→ **Stated exercise**
Which lines hold the word "name"? Show each of them.

→ **Recorded data**

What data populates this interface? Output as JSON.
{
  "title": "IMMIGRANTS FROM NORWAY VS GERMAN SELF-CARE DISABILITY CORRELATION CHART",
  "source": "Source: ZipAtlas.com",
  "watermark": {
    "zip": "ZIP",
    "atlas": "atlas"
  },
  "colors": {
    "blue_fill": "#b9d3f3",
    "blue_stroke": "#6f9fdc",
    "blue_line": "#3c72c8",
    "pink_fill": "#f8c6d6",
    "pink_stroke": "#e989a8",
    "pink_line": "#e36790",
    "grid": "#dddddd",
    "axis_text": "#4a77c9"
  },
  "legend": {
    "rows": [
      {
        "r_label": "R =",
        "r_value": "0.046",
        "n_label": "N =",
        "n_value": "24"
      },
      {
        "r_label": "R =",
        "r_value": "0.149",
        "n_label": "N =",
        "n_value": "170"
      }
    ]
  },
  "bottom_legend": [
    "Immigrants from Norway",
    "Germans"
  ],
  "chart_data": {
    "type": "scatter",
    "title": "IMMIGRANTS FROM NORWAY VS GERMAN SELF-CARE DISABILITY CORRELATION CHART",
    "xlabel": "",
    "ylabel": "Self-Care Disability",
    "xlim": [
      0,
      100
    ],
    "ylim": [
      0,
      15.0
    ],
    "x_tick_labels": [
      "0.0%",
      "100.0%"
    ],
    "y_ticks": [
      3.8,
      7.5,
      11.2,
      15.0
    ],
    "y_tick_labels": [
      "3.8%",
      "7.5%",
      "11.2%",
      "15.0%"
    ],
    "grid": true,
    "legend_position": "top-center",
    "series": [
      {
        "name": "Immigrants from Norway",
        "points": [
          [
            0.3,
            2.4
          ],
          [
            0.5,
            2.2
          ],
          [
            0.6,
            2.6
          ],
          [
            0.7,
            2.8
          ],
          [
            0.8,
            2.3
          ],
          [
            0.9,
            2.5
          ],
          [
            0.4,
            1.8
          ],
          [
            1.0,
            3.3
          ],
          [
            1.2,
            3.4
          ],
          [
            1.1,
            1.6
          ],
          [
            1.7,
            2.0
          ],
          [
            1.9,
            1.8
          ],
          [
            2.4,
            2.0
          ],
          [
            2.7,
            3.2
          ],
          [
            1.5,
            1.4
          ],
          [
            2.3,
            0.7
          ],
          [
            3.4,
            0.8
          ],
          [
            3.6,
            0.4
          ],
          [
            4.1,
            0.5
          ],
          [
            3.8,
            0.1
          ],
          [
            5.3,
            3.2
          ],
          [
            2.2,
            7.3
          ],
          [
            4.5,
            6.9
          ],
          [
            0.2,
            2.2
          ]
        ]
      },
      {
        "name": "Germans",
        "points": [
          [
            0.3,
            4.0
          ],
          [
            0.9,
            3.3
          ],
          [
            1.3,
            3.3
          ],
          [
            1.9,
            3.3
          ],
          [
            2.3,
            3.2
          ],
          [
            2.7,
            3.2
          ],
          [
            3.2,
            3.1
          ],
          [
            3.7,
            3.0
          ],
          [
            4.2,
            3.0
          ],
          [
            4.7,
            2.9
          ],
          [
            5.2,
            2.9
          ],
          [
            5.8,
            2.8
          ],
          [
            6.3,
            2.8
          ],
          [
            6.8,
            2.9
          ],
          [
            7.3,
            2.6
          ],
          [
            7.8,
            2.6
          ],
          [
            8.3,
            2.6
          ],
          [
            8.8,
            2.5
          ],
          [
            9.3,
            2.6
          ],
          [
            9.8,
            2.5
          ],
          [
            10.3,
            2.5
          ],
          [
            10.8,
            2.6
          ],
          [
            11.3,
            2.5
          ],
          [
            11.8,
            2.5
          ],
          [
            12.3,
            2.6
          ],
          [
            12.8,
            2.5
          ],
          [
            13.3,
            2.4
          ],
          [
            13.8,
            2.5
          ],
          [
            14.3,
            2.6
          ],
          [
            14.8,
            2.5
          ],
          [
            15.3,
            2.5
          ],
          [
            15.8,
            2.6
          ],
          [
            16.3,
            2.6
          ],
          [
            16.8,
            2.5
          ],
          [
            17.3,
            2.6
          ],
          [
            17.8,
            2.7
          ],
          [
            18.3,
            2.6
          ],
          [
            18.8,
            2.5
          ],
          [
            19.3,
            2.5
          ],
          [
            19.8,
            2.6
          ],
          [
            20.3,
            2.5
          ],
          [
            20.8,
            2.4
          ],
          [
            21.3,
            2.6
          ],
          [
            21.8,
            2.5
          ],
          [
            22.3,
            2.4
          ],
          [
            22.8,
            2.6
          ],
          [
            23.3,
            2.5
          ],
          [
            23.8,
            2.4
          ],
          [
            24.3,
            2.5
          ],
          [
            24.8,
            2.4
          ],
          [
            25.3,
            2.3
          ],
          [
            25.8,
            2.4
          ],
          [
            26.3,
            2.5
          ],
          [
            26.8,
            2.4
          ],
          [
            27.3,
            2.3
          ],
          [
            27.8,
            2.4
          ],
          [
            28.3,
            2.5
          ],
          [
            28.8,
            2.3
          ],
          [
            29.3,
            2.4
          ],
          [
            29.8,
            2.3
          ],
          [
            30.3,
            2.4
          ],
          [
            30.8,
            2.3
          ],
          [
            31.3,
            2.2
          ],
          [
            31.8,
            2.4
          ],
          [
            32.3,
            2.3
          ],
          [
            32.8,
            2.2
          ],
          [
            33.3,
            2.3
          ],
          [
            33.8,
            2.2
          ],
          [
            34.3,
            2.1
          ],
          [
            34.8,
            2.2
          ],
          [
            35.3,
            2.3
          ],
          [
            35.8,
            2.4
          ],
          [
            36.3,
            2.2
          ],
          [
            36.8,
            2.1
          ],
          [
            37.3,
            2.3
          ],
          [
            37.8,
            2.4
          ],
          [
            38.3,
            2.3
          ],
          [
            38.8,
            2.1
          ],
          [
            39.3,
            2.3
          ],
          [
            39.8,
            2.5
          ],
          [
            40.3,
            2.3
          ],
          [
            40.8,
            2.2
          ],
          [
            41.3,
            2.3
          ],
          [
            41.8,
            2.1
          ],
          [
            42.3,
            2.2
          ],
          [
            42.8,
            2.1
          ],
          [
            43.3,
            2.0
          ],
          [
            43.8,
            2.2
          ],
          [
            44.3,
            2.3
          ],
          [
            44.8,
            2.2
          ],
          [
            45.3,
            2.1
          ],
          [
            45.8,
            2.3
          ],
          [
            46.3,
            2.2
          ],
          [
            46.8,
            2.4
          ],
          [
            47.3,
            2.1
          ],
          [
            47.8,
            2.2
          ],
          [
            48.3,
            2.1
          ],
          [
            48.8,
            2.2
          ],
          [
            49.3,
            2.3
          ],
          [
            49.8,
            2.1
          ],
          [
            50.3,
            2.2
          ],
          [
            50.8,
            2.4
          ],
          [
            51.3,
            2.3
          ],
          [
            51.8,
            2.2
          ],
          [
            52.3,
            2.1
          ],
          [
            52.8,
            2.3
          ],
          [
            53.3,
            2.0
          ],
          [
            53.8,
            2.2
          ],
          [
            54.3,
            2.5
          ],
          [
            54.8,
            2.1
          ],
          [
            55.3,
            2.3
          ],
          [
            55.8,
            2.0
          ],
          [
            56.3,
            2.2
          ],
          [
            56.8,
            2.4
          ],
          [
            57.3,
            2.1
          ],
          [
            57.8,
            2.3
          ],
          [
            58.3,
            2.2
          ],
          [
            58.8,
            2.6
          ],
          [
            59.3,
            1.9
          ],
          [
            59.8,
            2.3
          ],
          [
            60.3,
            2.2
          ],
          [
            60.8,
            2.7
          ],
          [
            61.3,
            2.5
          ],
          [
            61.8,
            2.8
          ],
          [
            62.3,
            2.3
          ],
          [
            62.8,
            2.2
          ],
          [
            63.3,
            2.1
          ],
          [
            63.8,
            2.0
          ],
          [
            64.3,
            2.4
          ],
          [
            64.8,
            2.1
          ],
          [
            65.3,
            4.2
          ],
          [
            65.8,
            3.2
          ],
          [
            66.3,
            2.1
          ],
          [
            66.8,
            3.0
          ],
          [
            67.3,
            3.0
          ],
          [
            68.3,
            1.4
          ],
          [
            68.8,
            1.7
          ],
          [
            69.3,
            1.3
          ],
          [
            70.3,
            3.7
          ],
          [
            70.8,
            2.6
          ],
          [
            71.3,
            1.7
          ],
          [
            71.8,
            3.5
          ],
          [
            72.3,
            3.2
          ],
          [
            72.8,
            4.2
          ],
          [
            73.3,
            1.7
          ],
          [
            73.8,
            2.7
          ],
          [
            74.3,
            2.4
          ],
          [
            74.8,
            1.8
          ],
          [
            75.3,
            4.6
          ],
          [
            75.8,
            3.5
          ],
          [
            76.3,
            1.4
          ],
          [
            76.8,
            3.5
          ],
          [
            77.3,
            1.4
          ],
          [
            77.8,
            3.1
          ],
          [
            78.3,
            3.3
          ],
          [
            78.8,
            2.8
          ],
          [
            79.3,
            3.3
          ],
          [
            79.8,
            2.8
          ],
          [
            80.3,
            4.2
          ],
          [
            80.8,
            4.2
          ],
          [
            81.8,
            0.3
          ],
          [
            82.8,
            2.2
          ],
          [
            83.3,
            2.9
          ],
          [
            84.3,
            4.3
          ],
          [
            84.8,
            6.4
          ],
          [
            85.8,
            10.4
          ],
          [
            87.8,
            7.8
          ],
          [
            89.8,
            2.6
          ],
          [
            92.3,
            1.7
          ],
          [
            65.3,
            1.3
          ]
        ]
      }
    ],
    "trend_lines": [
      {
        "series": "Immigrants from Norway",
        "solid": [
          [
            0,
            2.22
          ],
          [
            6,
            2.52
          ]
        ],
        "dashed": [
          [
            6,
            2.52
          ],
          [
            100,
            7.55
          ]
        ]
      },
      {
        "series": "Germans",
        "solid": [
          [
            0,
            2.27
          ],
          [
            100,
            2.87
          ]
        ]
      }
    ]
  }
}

→ **The output**
        "name": "Immigrants from Norway",
        "name": "Germans",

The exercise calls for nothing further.